> [Exercise prompt]: Scan the records and identify every line in which the string "Mean" occurs, then return those lines.

> [Supplied records]:
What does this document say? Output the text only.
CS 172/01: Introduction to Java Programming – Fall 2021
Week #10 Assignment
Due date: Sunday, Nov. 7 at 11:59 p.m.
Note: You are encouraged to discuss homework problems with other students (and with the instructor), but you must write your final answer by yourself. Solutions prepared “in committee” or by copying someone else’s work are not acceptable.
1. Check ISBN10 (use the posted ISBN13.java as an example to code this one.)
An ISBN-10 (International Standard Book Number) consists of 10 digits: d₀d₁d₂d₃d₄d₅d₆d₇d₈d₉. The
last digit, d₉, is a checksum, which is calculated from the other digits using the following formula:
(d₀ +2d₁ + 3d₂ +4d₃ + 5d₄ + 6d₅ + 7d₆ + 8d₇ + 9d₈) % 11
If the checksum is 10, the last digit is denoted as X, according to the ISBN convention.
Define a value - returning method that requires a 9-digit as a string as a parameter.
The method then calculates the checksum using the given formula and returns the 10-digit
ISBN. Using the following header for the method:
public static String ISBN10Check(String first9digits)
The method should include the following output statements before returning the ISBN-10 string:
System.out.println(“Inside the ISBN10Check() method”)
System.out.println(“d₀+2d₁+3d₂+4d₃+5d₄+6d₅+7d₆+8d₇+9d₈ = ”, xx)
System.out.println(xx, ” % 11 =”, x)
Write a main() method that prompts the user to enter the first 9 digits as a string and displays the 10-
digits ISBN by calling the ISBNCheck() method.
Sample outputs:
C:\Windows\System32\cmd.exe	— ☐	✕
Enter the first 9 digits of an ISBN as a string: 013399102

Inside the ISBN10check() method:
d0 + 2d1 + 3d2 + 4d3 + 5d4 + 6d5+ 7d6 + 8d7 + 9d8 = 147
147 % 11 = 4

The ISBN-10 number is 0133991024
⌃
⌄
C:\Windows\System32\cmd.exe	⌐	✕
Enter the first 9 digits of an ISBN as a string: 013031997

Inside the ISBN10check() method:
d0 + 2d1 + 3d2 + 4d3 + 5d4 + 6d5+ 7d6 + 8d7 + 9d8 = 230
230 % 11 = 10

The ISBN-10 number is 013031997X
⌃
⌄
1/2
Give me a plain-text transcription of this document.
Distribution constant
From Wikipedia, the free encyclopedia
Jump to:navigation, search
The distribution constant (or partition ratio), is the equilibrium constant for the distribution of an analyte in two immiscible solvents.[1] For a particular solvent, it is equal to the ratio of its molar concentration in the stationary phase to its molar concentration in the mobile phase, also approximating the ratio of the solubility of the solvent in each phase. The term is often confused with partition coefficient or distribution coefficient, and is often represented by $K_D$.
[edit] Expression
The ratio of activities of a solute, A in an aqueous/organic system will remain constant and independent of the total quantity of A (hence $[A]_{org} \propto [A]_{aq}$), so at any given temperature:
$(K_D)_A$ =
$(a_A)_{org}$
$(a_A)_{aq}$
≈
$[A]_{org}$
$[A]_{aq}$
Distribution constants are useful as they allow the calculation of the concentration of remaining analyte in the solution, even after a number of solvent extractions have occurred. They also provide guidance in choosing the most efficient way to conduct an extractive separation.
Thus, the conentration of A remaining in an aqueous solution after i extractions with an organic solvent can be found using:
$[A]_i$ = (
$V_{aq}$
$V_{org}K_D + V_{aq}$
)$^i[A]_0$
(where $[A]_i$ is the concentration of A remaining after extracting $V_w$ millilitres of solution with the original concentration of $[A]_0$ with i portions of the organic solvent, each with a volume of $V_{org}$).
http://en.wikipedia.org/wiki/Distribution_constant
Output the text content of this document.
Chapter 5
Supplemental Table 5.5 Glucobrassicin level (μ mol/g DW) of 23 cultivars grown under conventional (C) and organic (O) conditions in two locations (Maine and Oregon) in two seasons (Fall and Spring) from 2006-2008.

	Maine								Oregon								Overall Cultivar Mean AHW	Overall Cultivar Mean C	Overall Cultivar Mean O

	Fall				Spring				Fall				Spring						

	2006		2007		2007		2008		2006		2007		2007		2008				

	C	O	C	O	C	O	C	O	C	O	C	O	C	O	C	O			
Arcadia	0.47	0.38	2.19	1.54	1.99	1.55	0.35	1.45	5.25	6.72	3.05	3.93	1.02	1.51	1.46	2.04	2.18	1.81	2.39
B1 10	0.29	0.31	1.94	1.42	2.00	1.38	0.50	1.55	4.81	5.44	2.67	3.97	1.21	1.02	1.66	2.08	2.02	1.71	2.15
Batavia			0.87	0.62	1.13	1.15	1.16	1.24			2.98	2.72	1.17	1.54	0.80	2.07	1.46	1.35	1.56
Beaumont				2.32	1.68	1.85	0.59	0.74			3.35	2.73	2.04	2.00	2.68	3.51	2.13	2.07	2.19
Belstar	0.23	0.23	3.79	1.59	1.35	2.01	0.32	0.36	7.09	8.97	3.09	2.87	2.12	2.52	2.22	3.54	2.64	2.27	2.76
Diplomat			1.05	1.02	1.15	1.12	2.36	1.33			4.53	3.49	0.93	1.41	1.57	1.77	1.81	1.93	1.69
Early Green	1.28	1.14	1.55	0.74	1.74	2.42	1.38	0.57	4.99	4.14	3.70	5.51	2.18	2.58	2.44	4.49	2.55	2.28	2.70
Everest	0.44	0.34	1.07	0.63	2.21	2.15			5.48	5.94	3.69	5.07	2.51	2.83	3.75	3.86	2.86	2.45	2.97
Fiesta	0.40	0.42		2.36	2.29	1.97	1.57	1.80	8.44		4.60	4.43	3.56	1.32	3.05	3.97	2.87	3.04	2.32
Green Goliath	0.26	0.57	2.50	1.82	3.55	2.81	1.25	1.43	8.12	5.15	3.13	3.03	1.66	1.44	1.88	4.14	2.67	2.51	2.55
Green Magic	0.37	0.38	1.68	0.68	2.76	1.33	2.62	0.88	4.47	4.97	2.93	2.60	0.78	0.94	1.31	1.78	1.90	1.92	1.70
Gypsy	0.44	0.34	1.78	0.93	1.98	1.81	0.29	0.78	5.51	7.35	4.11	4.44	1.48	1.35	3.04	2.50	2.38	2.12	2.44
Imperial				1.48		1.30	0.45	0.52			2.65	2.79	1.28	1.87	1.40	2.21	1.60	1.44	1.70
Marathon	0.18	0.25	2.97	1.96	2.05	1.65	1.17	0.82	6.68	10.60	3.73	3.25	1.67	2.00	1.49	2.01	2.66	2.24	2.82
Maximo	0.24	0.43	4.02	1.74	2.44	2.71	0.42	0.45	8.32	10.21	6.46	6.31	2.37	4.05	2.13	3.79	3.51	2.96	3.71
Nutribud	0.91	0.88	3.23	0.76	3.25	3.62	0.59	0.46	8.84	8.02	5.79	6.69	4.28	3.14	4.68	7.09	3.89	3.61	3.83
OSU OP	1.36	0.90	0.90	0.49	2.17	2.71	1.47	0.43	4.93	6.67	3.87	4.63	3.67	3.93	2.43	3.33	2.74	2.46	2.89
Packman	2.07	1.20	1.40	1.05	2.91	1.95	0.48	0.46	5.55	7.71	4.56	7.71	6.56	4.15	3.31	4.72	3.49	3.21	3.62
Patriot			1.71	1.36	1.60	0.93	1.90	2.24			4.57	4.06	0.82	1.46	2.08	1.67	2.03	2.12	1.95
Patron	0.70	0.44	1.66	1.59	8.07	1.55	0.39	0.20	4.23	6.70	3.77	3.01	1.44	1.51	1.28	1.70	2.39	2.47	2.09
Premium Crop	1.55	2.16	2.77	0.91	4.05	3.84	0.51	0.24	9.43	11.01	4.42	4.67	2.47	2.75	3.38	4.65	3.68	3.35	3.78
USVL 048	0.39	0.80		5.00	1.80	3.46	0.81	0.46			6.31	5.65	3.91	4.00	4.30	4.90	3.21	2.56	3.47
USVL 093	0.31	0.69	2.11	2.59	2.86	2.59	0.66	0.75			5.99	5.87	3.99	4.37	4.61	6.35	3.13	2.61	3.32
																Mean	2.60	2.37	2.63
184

> [Expected answer]:
	Maine								Oregon								Overall Cultivar Mean AHW	Overall Cultivar Mean C	Overall Cultivar Mean O
																Mean	2.60	2.37	2.63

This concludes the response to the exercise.